Extract every line that includes the string "Slim".

━━ Records shown

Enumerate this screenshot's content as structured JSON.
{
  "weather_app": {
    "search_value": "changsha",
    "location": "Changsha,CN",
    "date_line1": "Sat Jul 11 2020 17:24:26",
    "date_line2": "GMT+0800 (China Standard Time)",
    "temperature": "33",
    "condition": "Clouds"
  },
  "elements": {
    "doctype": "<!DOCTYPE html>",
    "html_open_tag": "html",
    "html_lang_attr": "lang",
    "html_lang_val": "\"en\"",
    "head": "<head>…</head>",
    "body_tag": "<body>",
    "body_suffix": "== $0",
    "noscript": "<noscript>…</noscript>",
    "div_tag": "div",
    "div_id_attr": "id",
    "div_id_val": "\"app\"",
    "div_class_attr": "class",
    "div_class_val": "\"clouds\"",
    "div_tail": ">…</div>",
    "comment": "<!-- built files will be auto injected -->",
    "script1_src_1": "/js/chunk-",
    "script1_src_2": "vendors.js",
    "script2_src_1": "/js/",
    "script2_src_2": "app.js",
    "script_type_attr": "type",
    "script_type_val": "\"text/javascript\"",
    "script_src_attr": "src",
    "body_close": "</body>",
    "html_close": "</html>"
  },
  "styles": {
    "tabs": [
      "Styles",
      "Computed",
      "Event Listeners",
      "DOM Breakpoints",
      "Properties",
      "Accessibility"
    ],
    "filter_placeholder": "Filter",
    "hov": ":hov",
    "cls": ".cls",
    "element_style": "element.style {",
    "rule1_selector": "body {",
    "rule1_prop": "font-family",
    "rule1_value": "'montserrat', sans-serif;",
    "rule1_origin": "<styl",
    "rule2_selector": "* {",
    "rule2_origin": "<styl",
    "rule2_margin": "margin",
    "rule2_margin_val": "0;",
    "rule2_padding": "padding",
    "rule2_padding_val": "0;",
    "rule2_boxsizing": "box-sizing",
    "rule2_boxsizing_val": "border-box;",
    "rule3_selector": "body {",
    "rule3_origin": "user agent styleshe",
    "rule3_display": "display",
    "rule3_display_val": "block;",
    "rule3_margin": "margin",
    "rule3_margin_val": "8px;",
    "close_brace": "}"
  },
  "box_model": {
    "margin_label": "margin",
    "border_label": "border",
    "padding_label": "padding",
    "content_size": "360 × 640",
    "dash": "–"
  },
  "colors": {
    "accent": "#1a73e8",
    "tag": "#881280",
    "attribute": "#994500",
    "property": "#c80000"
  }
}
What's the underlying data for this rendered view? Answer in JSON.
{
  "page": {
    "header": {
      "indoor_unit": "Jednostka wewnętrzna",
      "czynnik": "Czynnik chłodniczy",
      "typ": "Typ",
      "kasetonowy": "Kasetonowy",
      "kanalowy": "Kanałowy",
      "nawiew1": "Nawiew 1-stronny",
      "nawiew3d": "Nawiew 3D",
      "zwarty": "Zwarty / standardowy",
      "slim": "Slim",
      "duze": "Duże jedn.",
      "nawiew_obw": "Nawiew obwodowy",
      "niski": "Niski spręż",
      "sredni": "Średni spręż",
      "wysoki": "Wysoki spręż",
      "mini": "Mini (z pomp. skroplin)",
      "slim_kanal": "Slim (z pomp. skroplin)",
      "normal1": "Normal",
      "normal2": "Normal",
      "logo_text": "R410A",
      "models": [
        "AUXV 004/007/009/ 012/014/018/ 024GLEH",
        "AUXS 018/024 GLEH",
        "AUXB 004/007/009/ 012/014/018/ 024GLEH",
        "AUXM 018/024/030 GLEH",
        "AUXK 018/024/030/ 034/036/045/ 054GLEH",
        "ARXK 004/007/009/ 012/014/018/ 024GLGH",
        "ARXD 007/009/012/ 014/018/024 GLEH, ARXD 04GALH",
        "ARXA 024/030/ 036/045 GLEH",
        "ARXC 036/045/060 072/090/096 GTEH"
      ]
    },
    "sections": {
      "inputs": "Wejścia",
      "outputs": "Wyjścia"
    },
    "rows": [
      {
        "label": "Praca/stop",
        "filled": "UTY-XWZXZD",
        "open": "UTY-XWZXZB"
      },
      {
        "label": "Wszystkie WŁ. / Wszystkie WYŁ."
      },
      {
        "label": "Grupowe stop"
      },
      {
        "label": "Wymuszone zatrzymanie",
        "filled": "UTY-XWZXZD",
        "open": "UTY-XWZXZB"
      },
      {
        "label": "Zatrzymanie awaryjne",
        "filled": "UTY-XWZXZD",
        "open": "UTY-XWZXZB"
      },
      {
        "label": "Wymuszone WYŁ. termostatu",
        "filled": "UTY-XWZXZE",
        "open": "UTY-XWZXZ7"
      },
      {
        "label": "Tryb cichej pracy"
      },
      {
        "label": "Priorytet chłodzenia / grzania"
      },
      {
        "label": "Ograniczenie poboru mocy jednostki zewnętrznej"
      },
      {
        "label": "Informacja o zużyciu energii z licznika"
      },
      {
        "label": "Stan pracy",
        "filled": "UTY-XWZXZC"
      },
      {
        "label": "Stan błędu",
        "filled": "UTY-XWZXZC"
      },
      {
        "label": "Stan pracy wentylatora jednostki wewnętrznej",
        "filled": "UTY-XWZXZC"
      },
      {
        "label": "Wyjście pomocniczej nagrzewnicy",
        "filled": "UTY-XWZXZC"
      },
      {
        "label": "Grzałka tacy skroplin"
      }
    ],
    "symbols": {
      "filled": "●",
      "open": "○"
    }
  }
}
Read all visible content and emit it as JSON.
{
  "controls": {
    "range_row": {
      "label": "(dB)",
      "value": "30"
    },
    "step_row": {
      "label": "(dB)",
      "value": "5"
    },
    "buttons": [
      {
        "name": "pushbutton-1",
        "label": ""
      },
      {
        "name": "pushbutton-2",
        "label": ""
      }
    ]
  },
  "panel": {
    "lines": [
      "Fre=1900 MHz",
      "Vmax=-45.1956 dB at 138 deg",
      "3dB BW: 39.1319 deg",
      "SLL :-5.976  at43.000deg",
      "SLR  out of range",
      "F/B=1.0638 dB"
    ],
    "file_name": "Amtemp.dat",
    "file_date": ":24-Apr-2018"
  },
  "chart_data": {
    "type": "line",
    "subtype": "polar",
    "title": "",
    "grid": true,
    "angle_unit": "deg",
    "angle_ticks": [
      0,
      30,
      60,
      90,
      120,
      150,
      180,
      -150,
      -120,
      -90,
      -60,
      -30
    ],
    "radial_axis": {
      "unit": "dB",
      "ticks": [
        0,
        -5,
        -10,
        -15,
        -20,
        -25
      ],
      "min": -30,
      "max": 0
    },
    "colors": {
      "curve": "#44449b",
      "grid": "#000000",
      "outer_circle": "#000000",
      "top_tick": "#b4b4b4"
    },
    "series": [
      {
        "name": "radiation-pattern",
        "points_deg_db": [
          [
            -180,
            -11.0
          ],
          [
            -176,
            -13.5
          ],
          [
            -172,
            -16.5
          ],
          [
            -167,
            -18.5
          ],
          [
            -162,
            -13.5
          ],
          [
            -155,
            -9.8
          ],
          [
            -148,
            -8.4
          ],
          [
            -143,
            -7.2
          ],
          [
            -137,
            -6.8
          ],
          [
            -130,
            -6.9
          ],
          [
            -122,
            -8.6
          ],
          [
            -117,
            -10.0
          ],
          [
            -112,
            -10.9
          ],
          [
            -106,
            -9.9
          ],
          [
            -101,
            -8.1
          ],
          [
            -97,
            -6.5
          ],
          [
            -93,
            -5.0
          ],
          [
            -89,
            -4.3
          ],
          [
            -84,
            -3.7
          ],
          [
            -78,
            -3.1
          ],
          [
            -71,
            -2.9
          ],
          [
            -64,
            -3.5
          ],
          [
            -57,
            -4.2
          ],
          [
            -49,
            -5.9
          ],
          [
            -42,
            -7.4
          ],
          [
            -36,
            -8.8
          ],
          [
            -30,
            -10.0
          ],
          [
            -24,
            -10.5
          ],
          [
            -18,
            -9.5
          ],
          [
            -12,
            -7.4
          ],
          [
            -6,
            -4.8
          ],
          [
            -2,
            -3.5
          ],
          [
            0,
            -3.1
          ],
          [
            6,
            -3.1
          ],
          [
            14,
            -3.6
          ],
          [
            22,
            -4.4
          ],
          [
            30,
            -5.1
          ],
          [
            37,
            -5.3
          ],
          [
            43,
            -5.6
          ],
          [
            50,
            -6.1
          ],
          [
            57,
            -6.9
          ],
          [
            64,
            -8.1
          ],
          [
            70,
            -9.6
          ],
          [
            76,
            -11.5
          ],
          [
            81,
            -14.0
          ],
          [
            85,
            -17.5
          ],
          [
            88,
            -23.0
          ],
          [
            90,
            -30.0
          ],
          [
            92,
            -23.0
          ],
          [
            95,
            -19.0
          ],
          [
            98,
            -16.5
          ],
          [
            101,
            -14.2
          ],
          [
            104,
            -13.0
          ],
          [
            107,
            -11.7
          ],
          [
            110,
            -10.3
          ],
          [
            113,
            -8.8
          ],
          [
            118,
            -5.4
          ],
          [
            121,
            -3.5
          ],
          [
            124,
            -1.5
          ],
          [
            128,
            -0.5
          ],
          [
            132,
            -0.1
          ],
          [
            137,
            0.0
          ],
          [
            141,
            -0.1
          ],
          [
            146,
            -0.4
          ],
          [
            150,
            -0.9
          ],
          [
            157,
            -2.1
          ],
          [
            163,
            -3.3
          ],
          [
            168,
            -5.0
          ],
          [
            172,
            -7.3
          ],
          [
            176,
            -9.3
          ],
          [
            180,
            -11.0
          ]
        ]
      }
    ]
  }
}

━━━━

#### Full solution:
      "slim": "Slim",
      "slim_kanal": "Slim (z pomp. skroplin)",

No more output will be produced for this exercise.